**Your objective**
Each line of the material below should be reproduced exactly.

**Source records**
[Begin]

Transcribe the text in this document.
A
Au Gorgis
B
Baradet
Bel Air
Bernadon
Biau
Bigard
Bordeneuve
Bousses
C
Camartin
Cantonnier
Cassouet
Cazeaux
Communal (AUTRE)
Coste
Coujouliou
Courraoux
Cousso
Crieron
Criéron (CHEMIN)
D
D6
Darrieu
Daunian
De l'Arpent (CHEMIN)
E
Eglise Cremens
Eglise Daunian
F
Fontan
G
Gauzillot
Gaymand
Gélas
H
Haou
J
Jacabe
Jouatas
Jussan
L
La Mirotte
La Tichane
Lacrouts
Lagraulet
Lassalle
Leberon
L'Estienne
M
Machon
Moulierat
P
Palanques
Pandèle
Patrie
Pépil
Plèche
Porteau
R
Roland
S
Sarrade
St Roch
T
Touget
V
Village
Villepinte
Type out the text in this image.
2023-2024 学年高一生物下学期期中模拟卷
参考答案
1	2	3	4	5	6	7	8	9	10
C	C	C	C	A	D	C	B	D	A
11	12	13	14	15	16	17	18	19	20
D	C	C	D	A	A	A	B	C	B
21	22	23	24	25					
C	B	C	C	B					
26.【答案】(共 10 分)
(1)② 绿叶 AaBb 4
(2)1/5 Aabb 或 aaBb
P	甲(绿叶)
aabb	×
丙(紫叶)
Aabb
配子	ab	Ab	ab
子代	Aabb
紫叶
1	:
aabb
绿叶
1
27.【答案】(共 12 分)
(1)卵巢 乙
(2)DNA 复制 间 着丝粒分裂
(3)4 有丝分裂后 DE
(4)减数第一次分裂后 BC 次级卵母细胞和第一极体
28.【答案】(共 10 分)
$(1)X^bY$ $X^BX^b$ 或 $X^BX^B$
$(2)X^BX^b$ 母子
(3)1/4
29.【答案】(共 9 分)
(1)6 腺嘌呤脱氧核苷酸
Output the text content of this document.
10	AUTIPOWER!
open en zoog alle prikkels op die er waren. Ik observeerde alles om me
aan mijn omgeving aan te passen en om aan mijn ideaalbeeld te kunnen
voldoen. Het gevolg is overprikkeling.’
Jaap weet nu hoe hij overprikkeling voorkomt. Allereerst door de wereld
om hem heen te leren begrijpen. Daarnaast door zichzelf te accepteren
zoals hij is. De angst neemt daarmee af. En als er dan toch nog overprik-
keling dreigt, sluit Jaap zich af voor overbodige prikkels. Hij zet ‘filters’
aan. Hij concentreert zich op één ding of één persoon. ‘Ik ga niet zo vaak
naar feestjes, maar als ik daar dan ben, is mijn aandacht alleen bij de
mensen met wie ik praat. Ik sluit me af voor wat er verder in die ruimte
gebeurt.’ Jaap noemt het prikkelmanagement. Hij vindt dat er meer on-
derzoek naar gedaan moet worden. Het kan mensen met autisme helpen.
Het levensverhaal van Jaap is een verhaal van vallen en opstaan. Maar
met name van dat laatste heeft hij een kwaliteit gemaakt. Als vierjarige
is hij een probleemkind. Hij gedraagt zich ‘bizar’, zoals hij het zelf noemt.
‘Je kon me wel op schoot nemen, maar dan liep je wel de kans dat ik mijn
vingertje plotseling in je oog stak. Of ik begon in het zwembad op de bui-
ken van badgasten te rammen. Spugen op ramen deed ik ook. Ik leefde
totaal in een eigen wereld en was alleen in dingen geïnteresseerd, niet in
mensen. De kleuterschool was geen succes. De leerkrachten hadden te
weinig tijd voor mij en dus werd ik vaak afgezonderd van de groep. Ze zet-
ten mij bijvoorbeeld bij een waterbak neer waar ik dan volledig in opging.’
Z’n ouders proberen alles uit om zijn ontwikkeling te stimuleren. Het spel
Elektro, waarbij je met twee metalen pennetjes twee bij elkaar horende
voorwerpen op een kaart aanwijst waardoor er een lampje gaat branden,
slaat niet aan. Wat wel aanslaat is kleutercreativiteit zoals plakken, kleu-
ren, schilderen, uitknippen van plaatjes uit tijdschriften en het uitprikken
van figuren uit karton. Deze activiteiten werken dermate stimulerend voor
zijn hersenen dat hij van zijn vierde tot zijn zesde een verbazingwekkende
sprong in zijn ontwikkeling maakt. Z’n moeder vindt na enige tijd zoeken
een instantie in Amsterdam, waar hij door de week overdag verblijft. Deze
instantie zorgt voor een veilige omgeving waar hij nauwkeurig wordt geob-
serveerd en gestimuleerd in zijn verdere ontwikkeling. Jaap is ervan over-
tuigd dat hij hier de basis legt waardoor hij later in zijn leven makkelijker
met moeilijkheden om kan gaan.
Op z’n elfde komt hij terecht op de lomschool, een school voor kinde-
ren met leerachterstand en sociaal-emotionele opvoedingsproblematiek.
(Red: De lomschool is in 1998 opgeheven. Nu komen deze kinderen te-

[End]

**Task output**
Transcribe the text in this document.
A
Au Gorgis
B
Baradet
Bel Air
Bernadon
Biau
Bigard
Bordeneuve
Bousses
C
Camartin
Cantonnier
Cassouet
Cazeaux
Communal (AUTRE)
Coste
Coujouliou
Courraoux
Cousso
Crieron
Criéron (CHEMIN)
D
D6
Darrieu
Daunian
De l'Arpent (CHEMIN)
E
Eglise Cremens
Eglise Daunian
F
Fontan
G
Gauzillot
Gaymand
Gélas
H
Haou
J
Jacabe
Jouatas
Jussan
L
La Mirotte
La Tichane
Lacrouts
Lagraulet
Lassalle
Leberon
L'Estienne
M
Machon
Moulierat
P
Palanques
Pandèle
Patrie
Pépil
Plèche
Porteau
R
Roland
S
Sarrade
St Roch
T
Touget
V
Village
Villepinte
Type out the text in this image.
2023-2024 学年高一生物下学期期中模拟卷
参考答案
1	2	3	4	5	6	7	8	9	10
C	C	C	C	A	D	C	B	D	A
11	12	13	14	15	16	17	18	19	20
D	C	C	D	A	A	A	B	C	B
21	22	23	24	25					
C	B	C	C	B					
26.【答案】(共 10 分)
(1)② 绿叶 AaBb 4
(2)1/5 Aabb 或 aaBb
P	甲(绿叶)
aabb	×
丙(紫叶)
Aabb
配子	ab	Ab	ab
子代	Aabb
紫叶
1	:
aabb
绿叶
1
27.【答案】(共 12 分)
(1)卵巢 乙
(2)DNA 复制 间 着丝粒分裂
(3)4 有丝分裂后 DE
(4)减数第一次分裂后 BC 次级卵母细胞和第一极体
28.【答案】(共 10 分)
$(1)X^bY$ $X^BX^b$ 或 $X^BX^B$
$(2)X^BX^b$ 母子
(3)1/4
29.【答案】(共 9 分)
(1)6 腺嘌呤脱氧核苷酸
Output the text content of this document.
10	AUTIPOWER!
open en zoog alle prikkels op die er waren. Ik observeerde alles om me
aan mijn omgeving aan te passen en om aan mijn ideaalbeeld te kunnen
voldoen. Het gevolg is overprikkeling.’
Jaap weet nu hoe hij overprikkeling voorkomt. Allereerst door de wereld
om hem heen te leren begrijpen. Daarnaast door zichzelf te accepteren
zoals hij is. De angst neemt daarmee af. En als er dan toch nog overprik-
keling dreigt, sluit Jaap zich af voor overbodige prikkels. Hij zet ‘filters’
aan. Hij concentreert zich op één ding of één persoon. ‘Ik ga niet zo vaak
naar feestjes, maar als ik daar dan ben, is mijn aandacht alleen bij de
mensen met wie ik praat. Ik sluit me af voor wat er verder in die ruimte
gebeurt.’ Jaap noemt het prikkelmanagement. Hij vindt dat er meer on-
derzoek naar gedaan moet worden. Het kan mensen met autisme helpen.
Het levensverhaal van Jaap is een verhaal van vallen en opstaan. Maar
met name van dat laatste heeft hij een kwaliteit gemaakt. Als vierjarige
is hij een probleemkind. Hij gedraagt zich ‘bizar’, zoals hij het zelf noemt.
‘Je kon me wel op schoot nemen, maar dan liep je wel de kans dat ik mijn
vingertje plotseling in je oog stak. Of ik begon in het zwembad op de bui-
ken van badgasten te rammen. Spugen op ramen deed ik ook. Ik leefde
totaal in een eigen wereld en was alleen in dingen geïnteresseerd, niet in
mensen. De kleuterschool was geen succes. De leerkrachten hadden te
weinig tijd voor mij en dus werd ik vaak afgezonderd van de groep. Ze zet-
ten mij bijvoorbeeld bij een waterbak neer waar ik dan volledig in opging.’
Z’n ouders proberen alles uit om zijn ontwikkeling te stimuleren. Het spel
Elektro, waarbij je met twee metalen pennetjes twee bij elkaar horende
voorwerpen op een kaart aanwijst waardoor er een lampje gaat branden,
slaat niet aan. Wat wel aanslaat is kleutercreativiteit zoals plakken, kleu-
ren, schilderen, uitknippen van plaatjes uit tijdschriften en het uitprikken
van figuren uit karton. Deze activiteiten werken dermate stimulerend voor
zijn hersenen dat hij van zijn vierde tot zijn zesde een verbazingwekkende
sprong in zijn ontwikkeling maakt. Z’n moeder vindt na enige tijd zoeken
een instantie in Amsterdam, waar hij door de week overdag verblijft. Deze
instantie zorgt voor een veilige omgeving waar hij nauwkeurig wordt geob-
serveerd en gestimuleerd in zijn verdere ontwikkeling. Jaap is ervan over-
tuigd dat hij hier de basis legt waardoor hij later in zijn leven makkelijker
met moeilijkheden om kan gaan.
Op z’n elfde komt hij terecht op de lomschool, een school voor kinde-
ren met leerachterstand en sociaal-emotionele opvoedingsproblematiek.
(Red: De lomschool is in 1998 opgeheven. Nu komen deze kinderen te-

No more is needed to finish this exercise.